**Given instruction**
Extract, from the listing that follows, each line containing the word "information".

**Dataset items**
- - - - -

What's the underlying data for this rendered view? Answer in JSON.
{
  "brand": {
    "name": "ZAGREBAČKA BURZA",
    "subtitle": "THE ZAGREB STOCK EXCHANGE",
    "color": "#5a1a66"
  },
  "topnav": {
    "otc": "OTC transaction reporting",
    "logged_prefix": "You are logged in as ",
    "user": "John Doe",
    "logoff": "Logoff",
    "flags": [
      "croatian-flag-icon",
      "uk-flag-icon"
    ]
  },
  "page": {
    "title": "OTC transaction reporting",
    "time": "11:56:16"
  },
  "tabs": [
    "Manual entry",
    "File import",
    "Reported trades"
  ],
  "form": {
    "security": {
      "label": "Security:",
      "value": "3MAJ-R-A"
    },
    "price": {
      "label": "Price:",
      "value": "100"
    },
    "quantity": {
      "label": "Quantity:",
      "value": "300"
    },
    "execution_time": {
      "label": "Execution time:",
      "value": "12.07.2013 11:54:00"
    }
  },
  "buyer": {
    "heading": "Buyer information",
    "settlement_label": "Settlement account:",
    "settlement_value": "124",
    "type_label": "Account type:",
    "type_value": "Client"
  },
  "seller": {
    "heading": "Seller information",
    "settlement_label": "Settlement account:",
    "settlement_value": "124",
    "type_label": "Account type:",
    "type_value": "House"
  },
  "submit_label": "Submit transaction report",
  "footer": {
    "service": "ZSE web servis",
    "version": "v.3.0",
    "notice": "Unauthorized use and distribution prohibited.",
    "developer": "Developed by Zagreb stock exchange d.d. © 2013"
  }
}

- - - - -

**The response**
    "heading": "Buyer information",
    "heading": "Seller information",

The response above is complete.